> [EXERCISE DESCRIPTION]
Make an exact transcription of the material, leaving out all images.

> [RECORDS TO PROCESS]
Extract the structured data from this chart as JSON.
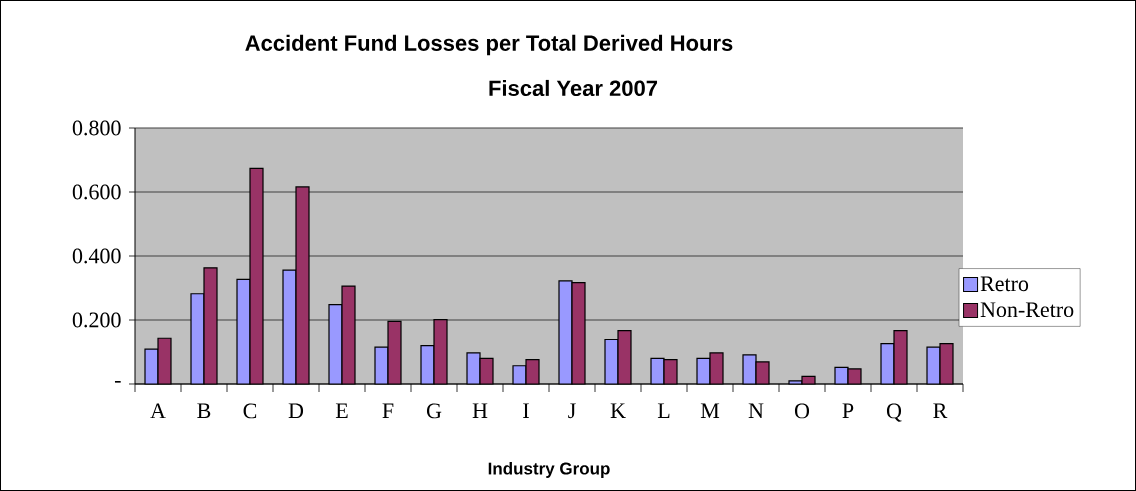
{
  "chart_data": {
    "type": "bar",
    "title": "Accident Fund Losses per Total Derived Hours",
    "subtitle": "Fiscal Year 2007",
    "xlabel": "Industry Group",
    "categories": [
      "A",
      "B",
      "C",
      "D",
      "E",
      "F",
      "G",
      "H",
      "I",
      "J",
      "K",
      "L",
      "M",
      "N",
      "O",
      "P",
      "Q",
      "R"
    ],
    "series": [
      {
        "name": "Retro",
        "color": "#9999ff",
        "values": [
          0.109,
          0.282,
          0.327,
          0.356,
          0.248,
          0.115,
          0.12,
          0.097,
          0.057,
          0.322,
          0.139,
          0.08,
          0.08,
          0.091,
          0.01,
          0.052,
          0.126,
          0.115
        ]
      },
      {
        "name": "Non-Retro",
        "color": "#993366",
        "values": [
          0.143,
          0.363,
          0.674,
          0.616,
          0.306,
          0.196,
          0.201,
          0.08,
          0.076,
          0.317,
          0.167,
          0.076,
          0.097,
          0.069,
          0.024,
          0.047,
          0.167,
          0.126
        ]
      }
    ],
    "ylim": [
      0,
      0.8
    ],
    "yticks": [
      {
        "value": 0,
        "label": "-"
      },
      {
        "value": 0.2,
        "label": "0.200"
      },
      {
        "value": 0.4,
        "label": "0.400"
      },
      {
        "value": 0.6,
        "label": "0.600"
      },
      {
        "value": 0.8,
        "label": "0.800"
      }
    ],
    "grid": "y",
    "legend": "right"
  }
}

> [COMPLETE OUTPUT]
Extract the structured data from this chart as JSON.
{
  "chart_data": {
    "type": "bar",
    "title": "Accident Fund Losses per Total Derived Hours",
    "subtitle": "Fiscal Year 2007",
    "xlabel": "Industry Group",
    "categories": [
      "A",
      "B",
      "C",
      "D",
      "E",
      "F",
      "G",
      "H",
      "I",
      "J",
      "K",
      "L",
      "M",
      "N",
      "O",
      "P",
      "Q",
      "R"
    ],
    "series": [
      {
        "name": "Retro",
        "color": "#9999ff",
        "values": [
          0.109,
          0.282,
          0.327,
          0.356,
          0.248,
          0.115,
          0.12,
          0.097,
          0.057,
          0.322,
          0.139,
          0.08,
          0.08,
          0.091,
          0.01,
          0.052,
          0.126,
          0.115
        ]
      },
      {
        "name": "Non-Retro",
        "color": "#993366",
        "values": [
          0.143,
          0.363,
          0.674,
          0.616,
          0.306,
          0.196,
          0.201,
          0.08,
          0.076,
          0.317,
          0.167,
          0.076,
          0.097,
          0.069,
          0.024,
          0.047,
          0.167,
          0.126
        ]
      }
    ],
    "ylim": [
      0,
      0.8
    ],
    "yticks": [
      {
        "value": 0,
        "label": "-"
      },
      {
        "value": 0.2,
        "label": "0.200"
      },
      {
        "value": 0.4,
        "label": "0.400"
      },
      {
        "value": 0.6,
        "label": "0.600"
      },
      {
        "value": 0.8,
        "label": "0.800"
      }
    ],
    "grid": "y",
    "legend": "right"
  }
}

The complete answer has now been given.